Annotated element entries
+++
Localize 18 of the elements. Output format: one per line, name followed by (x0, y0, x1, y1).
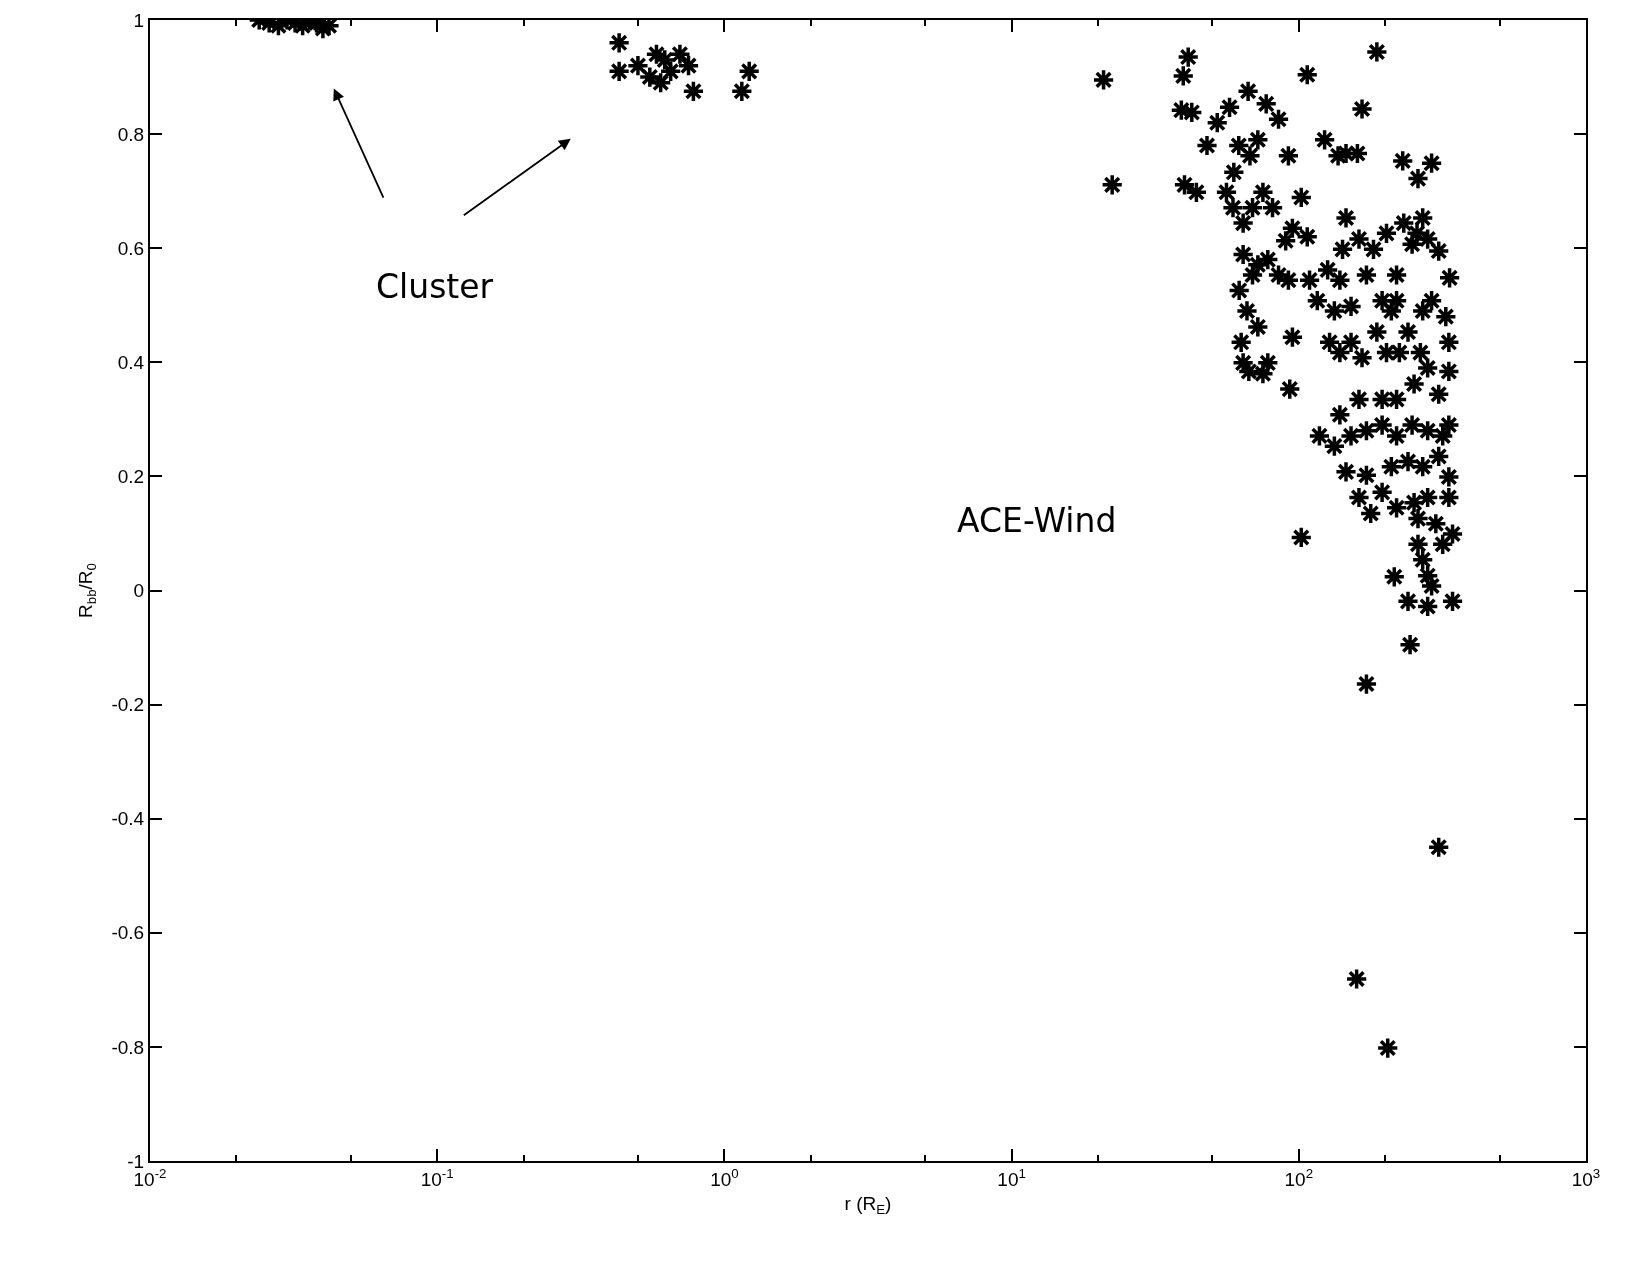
y-tick-label: 0.8 (117, 123, 145, 145)
y-tick-label: 1 (133, 9, 145, 31)
y-tick-label: -0.8 (111, 1036, 145, 1058)
y-tick-label: 0.2 (117, 466, 145, 488)
y-tick-label: 0 (133, 580, 145, 602)
y-tick-label: -0.2 (111, 694, 145, 716)
x-tick-label: 10$^{0}$ (710, 1165, 739, 1190)
x-tick-label: 10$^{1}$ (997, 1165, 1026, 1190)
x-tick-label: 10$^{3}$ (1571, 1165, 1601, 1190)
annotation: ACE-Wind (957, 501, 1117, 540)
x-axis-title: r (R$_{E}$) (844, 1193, 892, 1218)
y-tick-label: 0.4 (117, 351, 145, 373)
x-tick-label: 10$^{2}$ (1284, 1165, 1314, 1190)
y-tick-label: 0.6 (117, 237, 145, 259)
y-tick-label: -0.4 (111, 808, 145, 830)
y-tick-label: -0.6 (111, 922, 145, 944)
x-tick-label: 10$^{-1}$ (420, 1165, 454, 1190)
annotation: Cluster (376, 267, 494, 306)
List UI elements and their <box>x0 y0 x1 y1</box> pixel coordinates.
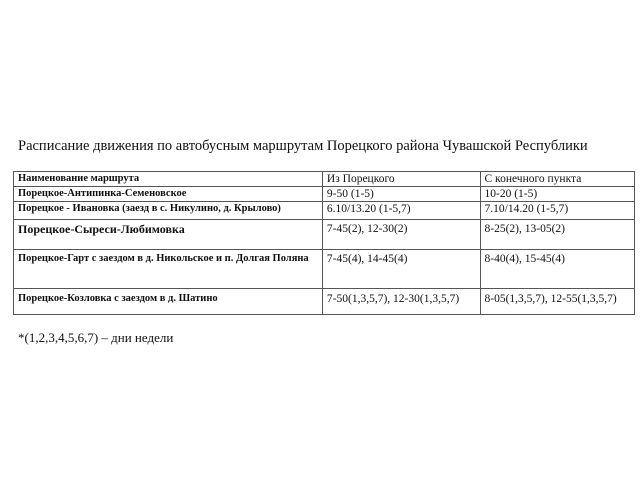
route-name: Порецкое-Козловка с заездом в д. Шатино <box>13 288 323 315</box>
departure-to: 7.10/14.20 (1-5,7) <box>479 201 636 220</box>
route-name: Порецкое-Антипинка-Семеновское <box>13 186 323 202</box>
header-from-terminal: С конечного пункта <box>479 171 636 187</box>
route-name: Порецкое-Сыреси-Любимовка <box>13 219 323 250</box>
header-route-name: Наименование маршрута <box>13 171 323 187</box>
departure-from: 7-45(2), 12-30(2) <box>321 219 481 250</box>
departure-to: 8-40(4), 15-45(4) <box>479 249 636 289</box>
departure-from: 6.10/13.20 (1-5,7) <box>321 201 481 220</box>
document-title: Расписание движения по автобусным маршру… <box>18 138 588 154</box>
header-from-poretskoe: Из Порецкого <box>321 171 481 187</box>
table-row: Порецкое-Козловка с заездом в д. Шатино … <box>13 288 636 315</box>
departure-to: 10-20 (1-5) <box>479 186 636 202</box>
table-row: Порецкое-Антипинка-Семеновское 9-50 (1-5… <box>13 186 636 202</box>
schedule-table: Наименование маршрута Из Порецкого С кон… <box>13 171 636 315</box>
table-row: Порецкое-Сыреси-Любимовка 7-45(2), 12-30… <box>13 219 636 250</box>
table-row: Порецкое - Ивановка (заезд в с. Никулино… <box>13 201 636 220</box>
departure-from: 9-50 (1-5) <box>321 186 481 202</box>
table-header-row: Наименование маршрута Из Порецкого С кон… <box>13 171 636 187</box>
route-name: Порецкое-Гарт с заездом в д. Никольское … <box>13 249 323 289</box>
table-row: Порецкое-Гарт с заездом в д. Никольское … <box>13 249 636 289</box>
departure-to: 8-25(2), 13-05(2) <box>479 219 636 250</box>
footnote: *(1,2,3,4,5,6,7) – дни недели <box>18 330 174 345</box>
departure-from: 7-50(1,3,5,7), 12-30(1,3,5,7) <box>321 288 481 315</box>
departure-to: 8-05(1,3,5,7), 12-55(1,3,5,7) <box>479 288 636 315</box>
departure-from: 7-45(4), 14-45(4) <box>321 249 481 289</box>
route-name: Порецкое - Ивановка (заезд в с. Никулино… <box>13 201 323 220</box>
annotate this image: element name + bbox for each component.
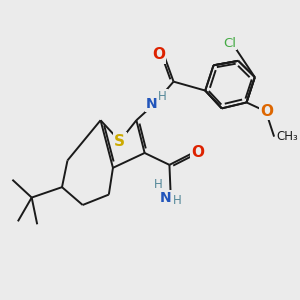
Text: N: N <box>160 190 171 205</box>
Text: H: H <box>154 178 163 191</box>
Text: H: H <box>158 90 167 103</box>
Text: H: H <box>172 194 181 207</box>
Text: CH₃: CH₃ <box>277 130 298 143</box>
Text: O: O <box>261 104 274 119</box>
Text: S: S <box>114 134 125 148</box>
Text: O: O <box>152 47 165 62</box>
Text: O: O <box>191 146 204 160</box>
Text: N: N <box>146 97 157 111</box>
Text: Cl: Cl <box>224 37 236 50</box>
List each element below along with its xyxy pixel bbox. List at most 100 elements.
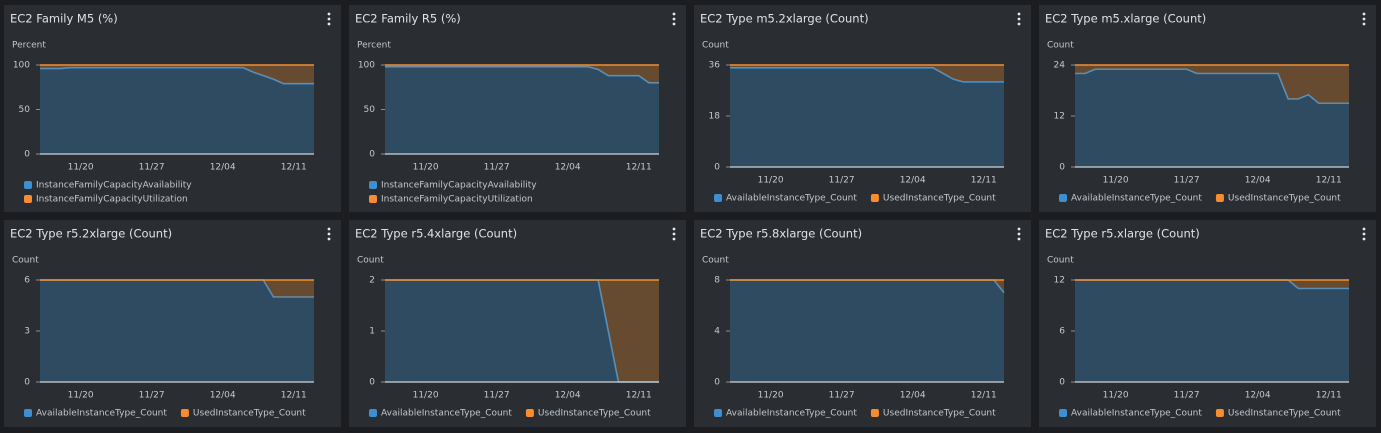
+++
• WHAT THE EXERCISE ASKS:
Print the lines of the material above exactly as they appear, from the line with "y-tick-label: 0.8 (117, 123, 145, 145)" up to and including the line with "List UI elements".

• SOLVED PROBLEM:
y-tick-label: 0.8 (117, 123, 145, 145)
y-tick-label: 1 (133, 9, 145, 31)
y-tick-label: -0.8 (111, 1036, 145, 1058)
y-tick-label: 0.2 (117, 466, 145, 488)
y-tick-label: 0 (133, 580, 145, 602)
y-tick-label: -0.2 (111, 694, 145, 716)
x-tick-label: 10$^{0}$ (710, 1165, 739, 1190)
x-tick-label: 10$^{1}$ (997, 1165, 1026, 1190)
x-tick-label: 10$^{3}$ (1571, 1165, 1601, 1190)
annotation: ACE-Wind (957, 501, 1117, 540)
x-axis-title: r (R$_{E}$) (844, 1193, 892, 1218)
y-tick-label: 0.4 (117, 351, 145, 373)
x-tick-label: 10$^{2}$ (1284, 1165, 1314, 1190)
y-tick-label: 0.6 (117, 237, 145, 259)
y-tick-label: -0.4 (111, 808, 145, 830)
y-tick-label: -0.6 (111, 922, 145, 944)
x-tick-label: 10$^{-1}$ (420, 1165, 454, 1190)
annotation: Cluster (376, 267, 494, 306)
List UI elements and their <box>x0 y0 x1 y1</box> pixel coordinates.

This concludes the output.